● **WHAT TO DO**: Below are records; count the lines in them that hold "Significant" and give only the count.

● **DATASET RECORDS**:

## begin

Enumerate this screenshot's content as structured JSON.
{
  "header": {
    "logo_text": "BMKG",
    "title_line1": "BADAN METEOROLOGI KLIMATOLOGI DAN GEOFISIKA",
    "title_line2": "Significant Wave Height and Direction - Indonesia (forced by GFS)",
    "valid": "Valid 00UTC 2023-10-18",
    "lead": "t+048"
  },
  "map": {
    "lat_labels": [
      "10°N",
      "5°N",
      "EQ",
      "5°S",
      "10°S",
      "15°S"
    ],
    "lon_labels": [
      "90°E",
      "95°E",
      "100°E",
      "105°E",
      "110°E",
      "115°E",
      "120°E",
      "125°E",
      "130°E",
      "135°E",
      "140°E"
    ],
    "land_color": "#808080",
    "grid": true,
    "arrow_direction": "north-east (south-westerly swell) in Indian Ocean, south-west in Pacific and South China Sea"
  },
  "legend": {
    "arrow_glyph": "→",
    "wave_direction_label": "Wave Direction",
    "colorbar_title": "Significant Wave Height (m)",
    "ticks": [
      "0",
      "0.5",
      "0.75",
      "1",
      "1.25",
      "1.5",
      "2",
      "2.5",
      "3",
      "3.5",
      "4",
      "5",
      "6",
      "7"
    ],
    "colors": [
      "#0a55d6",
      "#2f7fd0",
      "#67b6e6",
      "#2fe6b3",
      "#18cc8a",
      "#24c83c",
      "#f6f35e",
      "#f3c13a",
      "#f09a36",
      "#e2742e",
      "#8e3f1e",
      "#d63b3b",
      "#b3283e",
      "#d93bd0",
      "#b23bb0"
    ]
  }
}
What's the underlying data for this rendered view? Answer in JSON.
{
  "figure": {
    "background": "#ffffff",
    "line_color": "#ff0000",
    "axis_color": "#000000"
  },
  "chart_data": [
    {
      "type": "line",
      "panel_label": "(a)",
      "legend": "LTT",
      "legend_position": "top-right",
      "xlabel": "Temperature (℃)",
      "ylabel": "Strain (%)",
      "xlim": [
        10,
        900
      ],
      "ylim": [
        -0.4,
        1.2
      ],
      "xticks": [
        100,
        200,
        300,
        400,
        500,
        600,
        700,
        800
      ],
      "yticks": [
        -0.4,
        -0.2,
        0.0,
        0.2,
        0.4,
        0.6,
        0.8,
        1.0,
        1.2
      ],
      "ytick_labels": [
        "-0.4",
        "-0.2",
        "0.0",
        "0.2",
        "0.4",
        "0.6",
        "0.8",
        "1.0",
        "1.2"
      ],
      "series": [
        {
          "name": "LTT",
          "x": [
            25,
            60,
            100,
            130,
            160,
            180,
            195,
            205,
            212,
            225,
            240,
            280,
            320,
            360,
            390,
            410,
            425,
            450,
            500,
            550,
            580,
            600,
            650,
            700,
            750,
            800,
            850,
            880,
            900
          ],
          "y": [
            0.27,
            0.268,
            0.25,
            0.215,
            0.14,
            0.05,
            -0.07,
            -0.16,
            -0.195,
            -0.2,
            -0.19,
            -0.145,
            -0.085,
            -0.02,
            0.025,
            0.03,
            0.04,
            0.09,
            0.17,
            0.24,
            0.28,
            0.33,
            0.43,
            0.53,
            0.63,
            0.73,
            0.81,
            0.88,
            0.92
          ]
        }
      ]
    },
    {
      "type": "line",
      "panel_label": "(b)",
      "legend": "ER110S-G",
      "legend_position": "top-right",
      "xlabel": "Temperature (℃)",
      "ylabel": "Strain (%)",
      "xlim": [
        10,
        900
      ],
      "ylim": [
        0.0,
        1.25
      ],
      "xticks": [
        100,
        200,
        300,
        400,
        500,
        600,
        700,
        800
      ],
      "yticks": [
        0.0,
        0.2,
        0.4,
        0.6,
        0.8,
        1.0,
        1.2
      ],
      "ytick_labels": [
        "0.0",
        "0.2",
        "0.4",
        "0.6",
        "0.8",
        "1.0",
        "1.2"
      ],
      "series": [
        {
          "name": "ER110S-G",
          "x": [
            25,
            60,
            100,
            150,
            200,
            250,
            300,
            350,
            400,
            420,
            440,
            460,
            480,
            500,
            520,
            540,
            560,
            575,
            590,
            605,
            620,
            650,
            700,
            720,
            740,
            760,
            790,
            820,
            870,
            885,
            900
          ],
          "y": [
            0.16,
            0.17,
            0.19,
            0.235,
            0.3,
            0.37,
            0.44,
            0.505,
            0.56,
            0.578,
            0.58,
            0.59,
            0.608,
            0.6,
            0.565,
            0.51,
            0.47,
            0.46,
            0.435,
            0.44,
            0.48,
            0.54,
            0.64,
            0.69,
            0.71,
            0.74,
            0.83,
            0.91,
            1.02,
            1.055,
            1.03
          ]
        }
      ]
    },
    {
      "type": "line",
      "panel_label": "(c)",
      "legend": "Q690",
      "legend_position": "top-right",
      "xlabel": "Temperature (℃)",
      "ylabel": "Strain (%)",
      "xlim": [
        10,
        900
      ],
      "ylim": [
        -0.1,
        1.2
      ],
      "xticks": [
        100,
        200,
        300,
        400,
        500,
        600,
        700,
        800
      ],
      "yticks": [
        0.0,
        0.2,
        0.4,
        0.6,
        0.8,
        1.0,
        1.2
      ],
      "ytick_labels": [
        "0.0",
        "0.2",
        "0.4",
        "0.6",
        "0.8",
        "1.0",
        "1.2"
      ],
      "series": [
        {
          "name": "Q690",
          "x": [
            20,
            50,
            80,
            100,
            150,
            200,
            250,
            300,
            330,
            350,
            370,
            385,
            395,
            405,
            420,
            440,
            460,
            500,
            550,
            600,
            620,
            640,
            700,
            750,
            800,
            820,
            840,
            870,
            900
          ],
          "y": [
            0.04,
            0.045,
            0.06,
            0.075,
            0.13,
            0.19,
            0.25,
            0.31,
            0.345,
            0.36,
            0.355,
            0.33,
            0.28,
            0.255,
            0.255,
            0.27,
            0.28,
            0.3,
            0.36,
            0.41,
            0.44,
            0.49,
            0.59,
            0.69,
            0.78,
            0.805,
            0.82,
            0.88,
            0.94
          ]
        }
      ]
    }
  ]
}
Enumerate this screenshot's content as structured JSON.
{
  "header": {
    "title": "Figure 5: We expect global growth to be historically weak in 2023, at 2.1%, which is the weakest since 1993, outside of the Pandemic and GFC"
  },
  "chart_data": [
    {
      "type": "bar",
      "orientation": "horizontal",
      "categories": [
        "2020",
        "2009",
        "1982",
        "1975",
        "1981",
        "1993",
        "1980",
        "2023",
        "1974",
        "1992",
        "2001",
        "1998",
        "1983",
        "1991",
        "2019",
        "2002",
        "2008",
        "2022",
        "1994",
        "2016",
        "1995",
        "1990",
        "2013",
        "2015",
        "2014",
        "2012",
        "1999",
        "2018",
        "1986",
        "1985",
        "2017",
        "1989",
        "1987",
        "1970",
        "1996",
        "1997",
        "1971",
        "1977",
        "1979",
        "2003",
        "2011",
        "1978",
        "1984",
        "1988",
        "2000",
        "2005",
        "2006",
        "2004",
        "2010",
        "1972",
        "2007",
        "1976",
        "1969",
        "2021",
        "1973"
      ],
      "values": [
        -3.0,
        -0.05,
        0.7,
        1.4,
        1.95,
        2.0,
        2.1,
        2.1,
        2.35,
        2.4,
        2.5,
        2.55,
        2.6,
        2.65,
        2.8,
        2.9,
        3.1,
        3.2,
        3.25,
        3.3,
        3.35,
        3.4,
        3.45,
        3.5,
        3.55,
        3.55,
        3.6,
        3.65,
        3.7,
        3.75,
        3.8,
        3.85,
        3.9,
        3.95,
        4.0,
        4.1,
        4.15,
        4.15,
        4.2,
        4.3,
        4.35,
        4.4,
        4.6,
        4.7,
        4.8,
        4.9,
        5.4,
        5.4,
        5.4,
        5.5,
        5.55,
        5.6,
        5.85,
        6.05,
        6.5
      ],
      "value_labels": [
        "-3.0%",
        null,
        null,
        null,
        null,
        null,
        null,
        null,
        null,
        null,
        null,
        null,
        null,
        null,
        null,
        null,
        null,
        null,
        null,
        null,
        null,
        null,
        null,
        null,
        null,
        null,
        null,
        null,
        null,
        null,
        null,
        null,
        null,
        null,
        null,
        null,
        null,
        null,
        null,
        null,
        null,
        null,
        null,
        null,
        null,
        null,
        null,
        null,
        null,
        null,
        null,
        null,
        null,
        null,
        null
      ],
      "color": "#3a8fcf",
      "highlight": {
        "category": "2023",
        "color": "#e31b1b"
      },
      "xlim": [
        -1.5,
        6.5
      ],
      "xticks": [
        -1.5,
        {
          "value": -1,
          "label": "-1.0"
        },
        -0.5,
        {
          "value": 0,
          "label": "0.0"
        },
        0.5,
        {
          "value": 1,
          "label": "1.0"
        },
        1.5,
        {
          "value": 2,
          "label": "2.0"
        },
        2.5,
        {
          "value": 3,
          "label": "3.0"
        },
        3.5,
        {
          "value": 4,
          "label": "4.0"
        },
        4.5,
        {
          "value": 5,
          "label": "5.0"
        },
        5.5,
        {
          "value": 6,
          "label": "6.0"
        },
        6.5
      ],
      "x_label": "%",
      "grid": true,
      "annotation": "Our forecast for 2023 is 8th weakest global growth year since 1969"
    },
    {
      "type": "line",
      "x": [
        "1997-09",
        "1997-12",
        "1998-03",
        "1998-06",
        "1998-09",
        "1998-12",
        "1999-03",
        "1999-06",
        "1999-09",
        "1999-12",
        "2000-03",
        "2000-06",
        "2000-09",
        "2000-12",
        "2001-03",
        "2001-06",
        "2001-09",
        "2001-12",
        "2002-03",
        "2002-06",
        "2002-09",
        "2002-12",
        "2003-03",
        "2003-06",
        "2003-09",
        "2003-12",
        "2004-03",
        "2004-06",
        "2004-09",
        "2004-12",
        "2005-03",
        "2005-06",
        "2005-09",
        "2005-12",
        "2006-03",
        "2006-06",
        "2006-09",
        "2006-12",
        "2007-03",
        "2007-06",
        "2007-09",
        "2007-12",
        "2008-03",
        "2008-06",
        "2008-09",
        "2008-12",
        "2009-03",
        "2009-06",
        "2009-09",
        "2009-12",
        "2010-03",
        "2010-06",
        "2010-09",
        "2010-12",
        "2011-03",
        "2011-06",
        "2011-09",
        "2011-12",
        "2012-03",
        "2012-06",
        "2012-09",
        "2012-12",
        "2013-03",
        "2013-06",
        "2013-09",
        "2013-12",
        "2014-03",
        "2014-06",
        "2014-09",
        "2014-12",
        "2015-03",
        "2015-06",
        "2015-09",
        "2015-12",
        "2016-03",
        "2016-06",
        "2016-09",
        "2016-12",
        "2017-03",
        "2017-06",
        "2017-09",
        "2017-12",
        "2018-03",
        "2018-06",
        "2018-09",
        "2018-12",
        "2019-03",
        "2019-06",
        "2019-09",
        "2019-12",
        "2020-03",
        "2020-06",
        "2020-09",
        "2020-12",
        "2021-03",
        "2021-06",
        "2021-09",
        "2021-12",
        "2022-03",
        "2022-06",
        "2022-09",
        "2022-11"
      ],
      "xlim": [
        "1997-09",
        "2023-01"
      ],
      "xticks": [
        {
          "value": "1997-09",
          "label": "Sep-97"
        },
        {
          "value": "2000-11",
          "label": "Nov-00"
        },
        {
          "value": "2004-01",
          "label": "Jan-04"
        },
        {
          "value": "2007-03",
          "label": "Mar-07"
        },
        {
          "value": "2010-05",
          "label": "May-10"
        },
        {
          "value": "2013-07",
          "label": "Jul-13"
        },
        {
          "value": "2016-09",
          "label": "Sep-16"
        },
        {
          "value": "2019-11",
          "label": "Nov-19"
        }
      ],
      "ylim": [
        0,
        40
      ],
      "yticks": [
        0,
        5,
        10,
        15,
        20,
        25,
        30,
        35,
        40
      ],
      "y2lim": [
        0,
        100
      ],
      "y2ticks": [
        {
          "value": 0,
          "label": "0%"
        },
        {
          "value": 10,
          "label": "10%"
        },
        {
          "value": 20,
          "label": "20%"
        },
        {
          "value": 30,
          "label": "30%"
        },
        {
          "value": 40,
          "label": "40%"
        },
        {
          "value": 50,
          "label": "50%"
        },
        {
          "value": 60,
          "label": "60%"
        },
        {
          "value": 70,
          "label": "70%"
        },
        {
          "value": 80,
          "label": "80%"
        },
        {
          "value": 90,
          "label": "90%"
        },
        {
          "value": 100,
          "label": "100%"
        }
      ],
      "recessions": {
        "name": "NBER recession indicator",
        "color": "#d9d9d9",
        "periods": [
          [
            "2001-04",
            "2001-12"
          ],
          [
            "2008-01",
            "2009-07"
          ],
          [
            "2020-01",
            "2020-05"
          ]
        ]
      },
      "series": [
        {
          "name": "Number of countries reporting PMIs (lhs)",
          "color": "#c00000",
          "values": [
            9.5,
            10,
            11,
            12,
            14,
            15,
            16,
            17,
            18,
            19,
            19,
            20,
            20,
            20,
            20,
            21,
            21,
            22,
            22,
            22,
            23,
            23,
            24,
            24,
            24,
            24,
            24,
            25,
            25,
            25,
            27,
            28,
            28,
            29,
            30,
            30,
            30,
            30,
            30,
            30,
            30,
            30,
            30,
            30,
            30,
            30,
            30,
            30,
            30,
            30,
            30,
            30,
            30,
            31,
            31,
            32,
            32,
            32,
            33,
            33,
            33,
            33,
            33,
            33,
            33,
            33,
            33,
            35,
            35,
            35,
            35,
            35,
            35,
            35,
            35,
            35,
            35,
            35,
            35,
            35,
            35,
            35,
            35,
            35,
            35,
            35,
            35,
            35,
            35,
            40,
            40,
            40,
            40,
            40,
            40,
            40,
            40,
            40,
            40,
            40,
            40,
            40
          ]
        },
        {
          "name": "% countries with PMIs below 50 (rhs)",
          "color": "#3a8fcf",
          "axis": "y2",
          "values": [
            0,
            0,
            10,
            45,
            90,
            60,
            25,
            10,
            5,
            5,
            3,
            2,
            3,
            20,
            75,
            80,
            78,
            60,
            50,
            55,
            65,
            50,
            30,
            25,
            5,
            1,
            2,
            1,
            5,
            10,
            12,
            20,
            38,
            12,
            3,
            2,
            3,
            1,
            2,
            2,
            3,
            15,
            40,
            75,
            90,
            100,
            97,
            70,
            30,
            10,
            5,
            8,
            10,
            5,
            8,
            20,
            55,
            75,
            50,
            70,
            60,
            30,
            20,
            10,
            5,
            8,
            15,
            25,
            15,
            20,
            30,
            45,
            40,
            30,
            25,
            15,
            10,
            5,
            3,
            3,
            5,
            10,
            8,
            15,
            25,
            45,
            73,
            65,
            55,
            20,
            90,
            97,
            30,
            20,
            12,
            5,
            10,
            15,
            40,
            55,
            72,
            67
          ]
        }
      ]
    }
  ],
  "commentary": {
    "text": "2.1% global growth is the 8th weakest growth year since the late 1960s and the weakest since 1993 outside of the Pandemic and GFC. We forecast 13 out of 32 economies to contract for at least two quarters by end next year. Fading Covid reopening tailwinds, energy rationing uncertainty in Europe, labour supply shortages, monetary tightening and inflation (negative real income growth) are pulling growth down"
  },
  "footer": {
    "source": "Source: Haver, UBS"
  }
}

## end

● **RESPONSE TO THE EXERCISE**: 2